WHAT YOU SHOULD DO
Extract every one of the lines below verbatim, omitting none and altering nothing.
***** MATERIAL TO PROCESS
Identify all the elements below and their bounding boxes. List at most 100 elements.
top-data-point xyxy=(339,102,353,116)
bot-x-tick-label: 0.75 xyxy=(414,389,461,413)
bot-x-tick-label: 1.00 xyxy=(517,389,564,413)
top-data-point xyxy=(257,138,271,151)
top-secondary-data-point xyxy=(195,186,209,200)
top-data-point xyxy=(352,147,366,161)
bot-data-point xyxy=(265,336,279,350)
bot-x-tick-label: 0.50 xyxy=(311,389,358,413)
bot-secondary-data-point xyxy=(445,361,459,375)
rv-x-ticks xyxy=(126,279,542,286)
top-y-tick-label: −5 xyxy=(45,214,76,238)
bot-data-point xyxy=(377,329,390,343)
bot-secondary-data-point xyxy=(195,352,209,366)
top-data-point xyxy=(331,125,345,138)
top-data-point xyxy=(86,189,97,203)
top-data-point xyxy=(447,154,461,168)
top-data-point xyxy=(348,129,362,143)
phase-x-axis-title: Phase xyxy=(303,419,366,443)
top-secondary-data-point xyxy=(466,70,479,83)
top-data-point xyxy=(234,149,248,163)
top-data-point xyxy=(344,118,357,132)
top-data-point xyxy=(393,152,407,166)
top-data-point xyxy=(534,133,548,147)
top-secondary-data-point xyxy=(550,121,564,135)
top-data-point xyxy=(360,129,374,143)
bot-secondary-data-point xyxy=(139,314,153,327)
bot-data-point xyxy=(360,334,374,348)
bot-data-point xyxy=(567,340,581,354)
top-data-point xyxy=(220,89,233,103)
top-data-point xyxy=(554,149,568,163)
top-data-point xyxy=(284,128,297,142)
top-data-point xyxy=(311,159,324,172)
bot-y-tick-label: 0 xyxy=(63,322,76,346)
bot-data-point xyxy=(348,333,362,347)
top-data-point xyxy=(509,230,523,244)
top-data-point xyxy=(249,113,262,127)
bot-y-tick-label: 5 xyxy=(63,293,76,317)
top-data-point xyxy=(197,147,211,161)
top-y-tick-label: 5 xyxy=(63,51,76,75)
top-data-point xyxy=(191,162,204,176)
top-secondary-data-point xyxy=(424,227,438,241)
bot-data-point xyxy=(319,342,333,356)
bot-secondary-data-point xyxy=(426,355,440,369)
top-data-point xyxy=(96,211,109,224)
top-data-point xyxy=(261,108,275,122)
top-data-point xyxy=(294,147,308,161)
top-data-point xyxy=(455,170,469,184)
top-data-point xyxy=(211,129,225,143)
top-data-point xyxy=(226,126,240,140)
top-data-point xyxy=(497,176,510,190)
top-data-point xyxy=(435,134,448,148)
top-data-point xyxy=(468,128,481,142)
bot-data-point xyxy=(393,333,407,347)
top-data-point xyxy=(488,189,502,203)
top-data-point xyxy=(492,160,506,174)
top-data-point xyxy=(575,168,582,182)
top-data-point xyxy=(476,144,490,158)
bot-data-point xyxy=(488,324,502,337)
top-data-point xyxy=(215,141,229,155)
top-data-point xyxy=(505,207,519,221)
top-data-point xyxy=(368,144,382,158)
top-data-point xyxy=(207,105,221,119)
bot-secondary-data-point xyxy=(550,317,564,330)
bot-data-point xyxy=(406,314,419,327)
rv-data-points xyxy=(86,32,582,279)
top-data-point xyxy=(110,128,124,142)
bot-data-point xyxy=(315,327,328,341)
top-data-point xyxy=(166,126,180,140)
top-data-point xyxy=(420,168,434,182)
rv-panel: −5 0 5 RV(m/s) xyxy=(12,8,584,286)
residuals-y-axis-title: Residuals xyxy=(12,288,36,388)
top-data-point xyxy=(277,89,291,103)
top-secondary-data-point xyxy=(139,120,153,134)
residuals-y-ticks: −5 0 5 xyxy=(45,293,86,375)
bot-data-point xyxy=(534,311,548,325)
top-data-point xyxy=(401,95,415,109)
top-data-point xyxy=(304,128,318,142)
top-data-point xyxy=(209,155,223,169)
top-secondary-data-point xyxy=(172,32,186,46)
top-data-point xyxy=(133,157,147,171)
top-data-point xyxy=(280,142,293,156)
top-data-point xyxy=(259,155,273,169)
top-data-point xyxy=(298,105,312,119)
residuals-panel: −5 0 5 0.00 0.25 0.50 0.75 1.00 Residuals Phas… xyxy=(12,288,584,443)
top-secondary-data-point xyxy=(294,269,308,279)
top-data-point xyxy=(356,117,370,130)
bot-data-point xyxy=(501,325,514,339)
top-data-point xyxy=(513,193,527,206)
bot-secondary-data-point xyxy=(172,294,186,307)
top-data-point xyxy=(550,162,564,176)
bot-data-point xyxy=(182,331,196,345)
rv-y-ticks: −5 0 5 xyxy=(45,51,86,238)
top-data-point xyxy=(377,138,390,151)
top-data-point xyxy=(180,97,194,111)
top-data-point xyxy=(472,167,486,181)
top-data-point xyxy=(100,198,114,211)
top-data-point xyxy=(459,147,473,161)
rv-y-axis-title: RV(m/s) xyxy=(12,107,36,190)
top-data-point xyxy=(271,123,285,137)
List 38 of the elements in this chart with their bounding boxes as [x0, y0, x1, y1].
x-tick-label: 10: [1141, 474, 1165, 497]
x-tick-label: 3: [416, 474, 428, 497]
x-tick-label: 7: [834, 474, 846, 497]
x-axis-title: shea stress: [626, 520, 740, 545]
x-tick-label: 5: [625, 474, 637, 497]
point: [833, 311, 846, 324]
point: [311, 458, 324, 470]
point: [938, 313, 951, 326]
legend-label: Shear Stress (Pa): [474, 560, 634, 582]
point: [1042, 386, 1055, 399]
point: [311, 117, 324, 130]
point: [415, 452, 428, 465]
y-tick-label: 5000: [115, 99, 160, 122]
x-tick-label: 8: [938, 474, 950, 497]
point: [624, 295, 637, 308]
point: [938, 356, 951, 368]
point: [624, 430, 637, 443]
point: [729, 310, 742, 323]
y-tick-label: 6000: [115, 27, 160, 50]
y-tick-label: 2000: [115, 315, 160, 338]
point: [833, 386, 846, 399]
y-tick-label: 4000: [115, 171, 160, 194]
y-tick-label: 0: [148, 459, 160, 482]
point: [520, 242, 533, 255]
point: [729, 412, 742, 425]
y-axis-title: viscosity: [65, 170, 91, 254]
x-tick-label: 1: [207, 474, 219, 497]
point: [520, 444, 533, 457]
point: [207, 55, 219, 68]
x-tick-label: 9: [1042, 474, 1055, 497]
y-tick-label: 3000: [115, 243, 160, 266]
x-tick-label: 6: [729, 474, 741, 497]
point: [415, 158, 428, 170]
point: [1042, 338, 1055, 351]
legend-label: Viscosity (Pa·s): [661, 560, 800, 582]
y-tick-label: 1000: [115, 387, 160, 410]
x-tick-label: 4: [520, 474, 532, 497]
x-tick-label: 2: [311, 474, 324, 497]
**********
WRITTEN REPLY
Identify all the elements below and their bounding boxes. List at most 100 elements.
top-data-point xyxy=(339,102,353,116)
bot-x-tick-label: 0.75 xyxy=(414,389,461,413)
bot-x-tick-label: 1.00 xyxy=(517,389,564,413)
top-data-point xyxy=(257,138,271,151)
top-secondary-data-point xyxy=(195,186,209,200)
top-data-point xyxy=(352,147,366,161)
bot-data-point xyxy=(265,336,279,350)
bot-x-tick-label: 0.50 xyxy=(311,389,358,413)
bot-secondary-data-point xyxy=(445,361,459,375)
rv-x-ticks xyxy=(126,279,542,286)
top-y-tick-label: −5 xyxy=(45,214,76,238)
bot-data-point xyxy=(377,329,390,343)
bot-secondary-data-point xyxy=(195,352,209,366)
top-data-point xyxy=(331,125,345,138)
top-data-point xyxy=(86,189,97,203)
top-data-point xyxy=(447,154,461,168)
top-data-point xyxy=(348,129,362,143)
phase-x-axis-title: Phase xyxy=(303,419,366,443)
top-secondary-data-point xyxy=(466,70,479,83)
top-data-point xyxy=(234,149,248,163)
top-data-point xyxy=(344,118,357,132)
top-data-point xyxy=(393,152,407,166)
top-data-point xyxy=(534,133,548,147)
top-secondary-data-point xyxy=(550,121,564,135)
top-data-point xyxy=(360,129,374,143)
bot-secondary-data-point xyxy=(139,314,153,327)
bot-data-point xyxy=(360,334,374,348)
bot-data-point xyxy=(567,340,581,354)
top-data-point xyxy=(220,89,233,103)
top-data-point xyxy=(554,149,568,163)
top-data-point xyxy=(284,128,297,142)
top-data-point xyxy=(311,159,324,172)
bot-y-tick-label: 0 xyxy=(63,322,76,346)
bot-data-point xyxy=(348,333,362,347)
top-data-point xyxy=(509,230,523,244)
top-data-point xyxy=(249,113,262,127)
bot-y-tick-label: 5 xyxy=(63,293,76,317)
top-data-point xyxy=(197,147,211,161)
top-y-tick-label: 5 xyxy=(63,51,76,75)
top-data-point xyxy=(191,162,204,176)
top-secondary-data-point xyxy=(424,227,438,241)
bot-data-point xyxy=(319,342,333,356)
bot-secondary-data-point xyxy=(426,355,440,369)
top-data-point xyxy=(96,211,109,224)
top-data-point xyxy=(261,108,275,122)
top-data-point xyxy=(294,147,308,161)
top-data-point xyxy=(455,170,469,184)
top-data-point xyxy=(211,129,225,143)
top-data-point xyxy=(226,126,240,140)
top-data-point xyxy=(497,176,510,190)
top-data-point xyxy=(435,134,448,148)
top-data-point xyxy=(468,128,481,142)
bot-data-point xyxy=(393,333,407,347)
top-data-point xyxy=(488,189,502,203)
top-data-point xyxy=(492,160,506,174)
top-data-point xyxy=(575,168,582,182)
top-data-point xyxy=(476,144,490,158)
bot-data-point xyxy=(488,324,502,337)
top-data-point xyxy=(215,141,229,155)
top-data-point xyxy=(505,207,519,221)
top-data-point xyxy=(368,144,382,158)
top-data-point xyxy=(207,105,221,119)
bot-secondary-data-point xyxy=(550,317,564,330)
bot-data-point xyxy=(406,314,419,327)
rv-data-points xyxy=(86,32,582,279)
top-data-point xyxy=(110,128,124,142)
bot-data-point xyxy=(315,327,328,341)
top-data-point xyxy=(166,126,180,140)
top-data-point xyxy=(420,168,434,182)
rv-panel: −5 0 5 RV(m/s) xyxy=(12,8,584,286)
residuals-y-axis-title: Residuals xyxy=(12,288,36,388)
top-data-point xyxy=(277,89,291,103)
top-secondary-data-point xyxy=(139,120,153,134)
residuals-y-ticks: −5 0 5 xyxy=(45,293,86,375)
bot-data-point xyxy=(534,311,548,325)
top-data-point xyxy=(401,95,415,109)
top-data-point xyxy=(304,128,318,142)
top-data-point xyxy=(209,155,223,169)
top-secondary-data-point xyxy=(172,32,186,46)
top-data-point xyxy=(133,157,147,171)
top-data-point xyxy=(280,142,293,156)
top-data-point xyxy=(259,155,273,169)
top-data-point xyxy=(298,105,312,119)
residuals-panel: −5 0 5 0.00 0.25 0.50 0.75 1.00 Residuals Phas… xyxy=(12,288,584,443)
top-secondary-data-point xyxy=(294,269,308,279)
top-data-point xyxy=(356,117,370,130)
bot-data-point xyxy=(501,325,514,339)
top-data-point xyxy=(513,193,527,206)
bot-secondary-data-point xyxy=(172,294,186,307)
top-data-point xyxy=(550,162,564,176)
bot-data-point xyxy=(182,331,196,345)
rv-y-ticks: −5 0 5 xyxy=(45,51,86,238)
top-data-point xyxy=(377,138,390,151)
top-data-point xyxy=(180,97,194,111)
top-data-point xyxy=(472,167,486,181)
top-data-point xyxy=(100,198,114,211)
top-data-point xyxy=(459,147,473,161)
rv-y-axis-title: RV(m/s) xyxy=(12,107,36,190)
top-data-point xyxy=(271,123,285,137)
List 38 of the elements in this chart with their bounding boxes as [x0, y0, x1, y1].
x-tick-label: 10: [1141, 474, 1165, 497]
x-tick-label: 3: [416, 474, 428, 497]
x-tick-label: 7: [834, 474, 846, 497]
x-axis-title: shea stress: [626, 520, 740, 545]
x-tick-label: 5: [625, 474, 637, 497]
point: [833, 311, 846, 324]
point: [311, 458, 324, 470]
point: [938, 313, 951, 326]
legend-label: Shear Stress (Pa): [474, 560, 634, 582]
point: [1042, 386, 1055, 399]
point: [311, 117, 324, 130]
point: [415, 452, 428, 465]
y-tick-label: 5000: [115, 99, 160, 122]
x-tick-label: 8: [938, 474, 950, 497]
point: [624, 295, 637, 308]
point: [938, 356, 951, 368]
point: [624, 430, 637, 443]
point: [729, 310, 742, 323]
y-tick-label: 6000: [115, 27, 160, 50]
y-tick-label: 2000: [115, 315, 160, 338]
point: [833, 386, 846, 399]
y-tick-label: 4000: [115, 171, 160, 194]
y-tick-label: 0: [148, 459, 160, 482]
point: [520, 242, 533, 255]
point: [729, 412, 742, 425]
y-axis-title: viscosity: [65, 170, 91, 254]
x-tick-label: 1: [207, 474, 219, 497]
point: [520, 444, 533, 457]
point: [207, 55, 219, 68]
x-tick-label: 9: [1042, 474, 1055, 497]
y-tick-label: 3000: [115, 243, 160, 266]
x-tick-label: 6: [729, 474, 741, 497]
point: [415, 158, 428, 170]
point: [1042, 338, 1055, 351]
legend-label: Viscosity (Pa·s): [661, 560, 800, 582]
y-tick-label: 1000: [115, 387, 160, 410]
x-tick-label: 4: [520, 474, 532, 497]
x-tick-label: 2: [311, 474, 324, 497]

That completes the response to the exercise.